## START Provided records

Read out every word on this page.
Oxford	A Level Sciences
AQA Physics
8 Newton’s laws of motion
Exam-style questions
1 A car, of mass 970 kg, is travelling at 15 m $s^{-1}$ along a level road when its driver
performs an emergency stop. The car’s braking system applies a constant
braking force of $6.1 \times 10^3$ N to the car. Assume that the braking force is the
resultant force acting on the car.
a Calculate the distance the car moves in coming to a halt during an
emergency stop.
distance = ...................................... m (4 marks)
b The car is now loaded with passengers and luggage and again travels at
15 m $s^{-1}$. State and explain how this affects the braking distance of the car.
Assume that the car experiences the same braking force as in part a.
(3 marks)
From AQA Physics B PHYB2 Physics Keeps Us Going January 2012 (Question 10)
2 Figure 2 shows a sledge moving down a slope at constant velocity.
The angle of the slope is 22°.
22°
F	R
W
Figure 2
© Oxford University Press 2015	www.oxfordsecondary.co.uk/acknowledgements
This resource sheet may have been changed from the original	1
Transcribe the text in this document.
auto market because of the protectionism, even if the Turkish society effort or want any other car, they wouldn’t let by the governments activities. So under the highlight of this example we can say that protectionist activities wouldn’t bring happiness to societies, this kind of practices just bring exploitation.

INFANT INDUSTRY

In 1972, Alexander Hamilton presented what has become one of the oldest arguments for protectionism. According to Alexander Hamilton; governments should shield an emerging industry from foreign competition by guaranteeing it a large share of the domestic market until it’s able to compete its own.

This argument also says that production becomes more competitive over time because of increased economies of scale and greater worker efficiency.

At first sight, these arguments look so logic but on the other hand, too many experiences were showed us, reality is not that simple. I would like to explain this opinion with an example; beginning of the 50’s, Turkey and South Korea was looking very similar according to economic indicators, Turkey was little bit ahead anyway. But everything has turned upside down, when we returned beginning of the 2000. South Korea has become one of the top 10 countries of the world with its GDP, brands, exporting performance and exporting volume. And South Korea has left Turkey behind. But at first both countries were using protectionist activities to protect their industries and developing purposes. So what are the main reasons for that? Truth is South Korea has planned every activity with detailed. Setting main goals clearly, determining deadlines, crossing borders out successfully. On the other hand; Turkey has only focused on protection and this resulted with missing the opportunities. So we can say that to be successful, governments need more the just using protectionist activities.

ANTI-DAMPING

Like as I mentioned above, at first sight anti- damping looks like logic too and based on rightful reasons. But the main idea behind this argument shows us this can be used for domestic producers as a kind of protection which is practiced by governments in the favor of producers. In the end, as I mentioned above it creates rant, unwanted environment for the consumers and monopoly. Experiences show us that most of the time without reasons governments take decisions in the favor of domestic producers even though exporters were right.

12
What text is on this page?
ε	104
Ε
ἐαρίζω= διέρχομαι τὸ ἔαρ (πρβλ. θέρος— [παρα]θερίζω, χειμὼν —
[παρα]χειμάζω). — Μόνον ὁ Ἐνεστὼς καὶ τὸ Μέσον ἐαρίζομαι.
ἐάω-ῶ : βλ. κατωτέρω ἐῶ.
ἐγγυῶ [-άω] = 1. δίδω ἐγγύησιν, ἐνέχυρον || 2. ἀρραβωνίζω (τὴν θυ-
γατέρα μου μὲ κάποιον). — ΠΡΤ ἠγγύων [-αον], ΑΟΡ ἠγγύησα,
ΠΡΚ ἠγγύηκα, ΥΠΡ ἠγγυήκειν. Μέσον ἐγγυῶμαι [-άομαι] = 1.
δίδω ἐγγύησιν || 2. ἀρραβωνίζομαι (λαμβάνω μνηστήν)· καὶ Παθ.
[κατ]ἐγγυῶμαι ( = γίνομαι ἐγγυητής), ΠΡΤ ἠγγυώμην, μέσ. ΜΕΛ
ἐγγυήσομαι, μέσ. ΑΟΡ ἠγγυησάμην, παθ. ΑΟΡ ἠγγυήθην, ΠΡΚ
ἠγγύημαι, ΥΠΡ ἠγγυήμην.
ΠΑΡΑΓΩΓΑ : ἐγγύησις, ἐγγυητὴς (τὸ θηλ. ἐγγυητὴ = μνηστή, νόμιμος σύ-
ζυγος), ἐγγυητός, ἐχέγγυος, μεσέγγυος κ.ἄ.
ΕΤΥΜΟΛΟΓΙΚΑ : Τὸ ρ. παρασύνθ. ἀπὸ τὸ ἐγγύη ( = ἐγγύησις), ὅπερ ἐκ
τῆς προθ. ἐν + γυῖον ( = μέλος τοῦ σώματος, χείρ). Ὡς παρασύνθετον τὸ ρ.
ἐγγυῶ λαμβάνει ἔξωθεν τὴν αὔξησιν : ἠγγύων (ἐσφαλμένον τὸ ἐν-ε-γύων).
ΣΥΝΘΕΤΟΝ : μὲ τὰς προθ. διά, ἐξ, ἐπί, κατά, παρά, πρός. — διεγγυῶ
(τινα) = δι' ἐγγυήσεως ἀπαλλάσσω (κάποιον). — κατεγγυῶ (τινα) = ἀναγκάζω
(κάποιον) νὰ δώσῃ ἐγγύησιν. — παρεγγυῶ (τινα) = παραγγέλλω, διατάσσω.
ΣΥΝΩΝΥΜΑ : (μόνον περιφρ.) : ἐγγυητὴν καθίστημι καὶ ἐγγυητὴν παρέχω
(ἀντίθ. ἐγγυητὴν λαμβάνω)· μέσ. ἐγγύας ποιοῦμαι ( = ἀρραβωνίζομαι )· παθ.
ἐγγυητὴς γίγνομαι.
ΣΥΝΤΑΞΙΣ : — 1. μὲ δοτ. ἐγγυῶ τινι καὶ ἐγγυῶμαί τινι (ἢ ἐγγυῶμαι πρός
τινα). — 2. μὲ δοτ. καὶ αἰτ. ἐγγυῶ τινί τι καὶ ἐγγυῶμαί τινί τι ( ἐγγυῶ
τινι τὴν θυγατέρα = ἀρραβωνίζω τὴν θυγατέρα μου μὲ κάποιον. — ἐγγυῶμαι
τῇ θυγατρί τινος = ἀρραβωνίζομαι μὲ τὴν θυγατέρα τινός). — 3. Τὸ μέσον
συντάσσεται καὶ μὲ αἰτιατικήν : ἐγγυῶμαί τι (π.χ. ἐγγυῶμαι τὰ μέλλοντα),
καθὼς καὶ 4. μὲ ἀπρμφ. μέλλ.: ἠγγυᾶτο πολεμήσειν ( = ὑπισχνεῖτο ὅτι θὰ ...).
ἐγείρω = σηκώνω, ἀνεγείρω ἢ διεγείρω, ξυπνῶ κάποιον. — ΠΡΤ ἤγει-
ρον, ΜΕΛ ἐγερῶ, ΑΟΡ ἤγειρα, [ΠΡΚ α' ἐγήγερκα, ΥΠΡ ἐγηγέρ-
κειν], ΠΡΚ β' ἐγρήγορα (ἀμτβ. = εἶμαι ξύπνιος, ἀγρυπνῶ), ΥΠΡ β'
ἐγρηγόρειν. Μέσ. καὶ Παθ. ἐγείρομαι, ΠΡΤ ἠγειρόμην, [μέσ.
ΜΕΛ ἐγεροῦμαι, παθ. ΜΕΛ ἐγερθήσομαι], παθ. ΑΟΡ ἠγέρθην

## END Provided records

Problem requirements ::
Return every line of the material exactly.

Output ::
Read out every word on this page.
Oxford	A Level Sciences
AQA Physics
8 Newton’s laws of motion
Exam-style questions
1 A car, of mass 970 kg, is travelling at 15 m $s^{-1}$ along a level road when its driver
performs an emergency stop. The car’s braking system applies a constant
braking force of $6.1 \times 10^3$ N to the car. Assume that the braking force is the
resultant force acting on the car.
a Calculate the distance the car moves in coming to a halt during an
emergency stop.
distance = ...................................... m (4 marks)
b The car is now loaded with passengers and luggage and again travels at
15 m $s^{-1}$. State and explain how this affects the braking distance of the car.
Assume that the car experiences the same braking force as in part a.
(3 marks)
From AQA Physics B PHYB2 Physics Keeps Us Going January 2012 (Question 10)
2 Figure 2 shows a sledge moving down a slope at constant velocity.
The angle of the slope is 22°.
22°
F	R
W
Figure 2
© Oxford University Press 2015	www.oxfordsecondary.co.uk/acknowledgements
This resource sheet may have been changed from the original	1
Transcribe the text in this document.
auto market because of the protectionism, even if the Turkish society effort or want any other car, they wouldn’t let by the governments activities. So under the highlight of this example we can say that protectionist activities wouldn’t bring happiness to societies, this kind of practices just bring exploitation.

INFANT INDUSTRY

In 1972, Alexander Hamilton presented what has become one of the oldest arguments for protectionism. According to Alexander Hamilton; governments should shield an emerging industry from foreign competition by guaranteeing it a large share of the domestic market until it’s able to compete its own.

This argument also says that production becomes more competitive over time because of increased economies of scale and greater worker efficiency.

At first sight, these arguments look so logic but on the other hand, too many experiences were showed us, reality is not that simple. I would like to explain this opinion with an example; beginning of the 50’s, Turkey and South Korea was looking very similar according to economic indicators, Turkey was little bit ahead anyway. But everything has turned upside down, when we returned beginning of the 2000. South Korea has become one of the top 10 countries of the world with its GDP, brands, exporting performance and exporting volume. And South Korea has left Turkey behind. But at first both countries were using protectionist activities to protect their industries and developing purposes. So what are the main reasons for that? Truth is South Korea has planned every activity with detailed. Setting main goals clearly, determining deadlines, crossing borders out successfully. On the other hand; Turkey has only focused on protection and this resulted with missing the opportunities. So we can say that to be successful, governments need more the just using protectionist activities.

ANTI-DAMPING

Like as I mentioned above, at first sight anti- damping looks like logic too and based on rightful reasons. But the main idea behind this argument shows us this can be used for domestic producers as a kind of protection which is practiced by governments in the favor of producers. In the end, as I mentioned above it creates rant, unwanted environment for the consumers and monopoly. Experiences show us that most of the time without reasons governments take decisions in the favor of domestic producers even though exporters were right.

12
What text is on this page?
ε	104
Ε
ἐαρίζω= διέρχομαι τὸ ἔαρ (πρβλ. θέρος— [παρα]θερίζω, χειμὼν —
[παρα]χειμάζω). — Μόνον ὁ Ἐνεστὼς καὶ τὸ Μέσον ἐαρίζομαι.
ἐάω-ῶ : βλ. κατωτέρω ἐῶ.
ἐγγυῶ [-άω] = 1. δίδω ἐγγύησιν, ἐνέχυρον || 2. ἀρραβωνίζω (τὴν θυ-
γατέρα μου μὲ κάποιον). — ΠΡΤ ἠγγύων [-αον], ΑΟΡ ἠγγύησα,
ΠΡΚ ἠγγύηκα, ΥΠΡ ἠγγυήκειν. Μέσον ἐγγυῶμαι [-άομαι] = 1.
δίδω ἐγγύησιν || 2. ἀρραβωνίζομαι (λαμβάνω μνηστήν)· καὶ Παθ.
[κατ]ἐγγυῶμαι ( = γίνομαι ἐγγυητής), ΠΡΤ ἠγγυώμην, μέσ. ΜΕΛ
ἐγγυήσομαι, μέσ. ΑΟΡ ἠγγυησάμην, παθ. ΑΟΡ ἠγγυήθην, ΠΡΚ
ἠγγύημαι, ΥΠΡ ἠγγυήμην.
ΠΑΡΑΓΩΓΑ : ἐγγύησις, ἐγγυητὴς (τὸ θηλ. ἐγγυητὴ = μνηστή, νόμιμος σύ-
ζυγος), ἐγγυητός, ἐχέγγυος, μεσέγγυος κ.ἄ.
ΕΤΥΜΟΛΟΓΙΚΑ : Τὸ ρ. παρασύνθ. ἀπὸ τὸ ἐγγύη ( = ἐγγύησις), ὅπερ ἐκ
τῆς προθ. ἐν + γυῖον ( = μέλος τοῦ σώματος, χείρ). Ὡς παρασύνθετον τὸ ρ.
ἐγγυῶ λαμβάνει ἔξωθεν τὴν αὔξησιν : ἠγγύων (ἐσφαλμένον τὸ ἐν-ε-γύων).
ΣΥΝΘΕΤΟΝ : μὲ τὰς προθ. διά, ἐξ, ἐπί, κατά, παρά, πρός. — διεγγυῶ
(τινα) = δι' ἐγγυήσεως ἀπαλλάσσω (κάποιον). — κατεγγυῶ (τινα) = ἀναγκάζω
(κάποιον) νὰ δώσῃ ἐγγύησιν. — παρεγγυῶ (τινα) = παραγγέλλω, διατάσσω.
ΣΥΝΩΝΥΜΑ : (μόνον περιφρ.) : ἐγγυητὴν καθίστημι καὶ ἐγγυητὴν παρέχω
(ἀντίθ. ἐγγυητὴν λαμβάνω)· μέσ. ἐγγύας ποιοῦμαι ( = ἀρραβωνίζομαι )· παθ.
ἐγγυητὴς γίγνομαι.
ΣΥΝΤΑΞΙΣ : — 1. μὲ δοτ. ἐγγυῶ τινι καὶ ἐγγυῶμαί τινι (ἢ ἐγγυῶμαι πρός
τινα). — 2. μὲ δοτ. καὶ αἰτ. ἐγγυῶ τινί τι καὶ ἐγγυῶμαί τινί τι ( ἐγγυῶ
τινι τὴν θυγατέρα = ἀρραβωνίζω τὴν θυγατέρα μου μὲ κάποιον. — ἐγγυῶμαι
τῇ θυγατρί τινος = ἀρραβωνίζομαι μὲ τὴν θυγατέρα τινός). — 3. Τὸ μέσον
συντάσσεται καὶ μὲ αἰτιατικήν : ἐγγυῶμαί τι (π.χ. ἐγγυῶμαι τὰ μέλλοντα),
καθὼς καὶ 4. μὲ ἀπρμφ. μέλλ.: ἠγγυᾶτο πολεμήσειν ( = ὑπισχνεῖτο ὅτι θὰ ...).
ἐγείρω = σηκώνω, ἀνεγείρω ἢ διεγείρω, ξυπνῶ κάποιον. — ΠΡΤ ἤγει-
ρον, ΜΕΛ ἐγερῶ, ΑΟΡ ἤγειρα, [ΠΡΚ α' ἐγήγερκα, ΥΠΡ ἐγηγέρ-
κειν], ΠΡΚ β' ἐγρήγορα (ἀμτβ. = εἶμαι ξύπνιος, ἀγρυπνῶ), ΥΠΡ β'
ἐγρηγόρειν. Μέσ. καὶ Παθ. ἐγείρομαι, ΠΡΤ ἠγειρόμην, [μέσ.
ΜΕΛ ἐγεροῦμαι, παθ. ΜΕΛ ἐγερθήσομαι], παθ. ΑΟΡ ἠγέρθην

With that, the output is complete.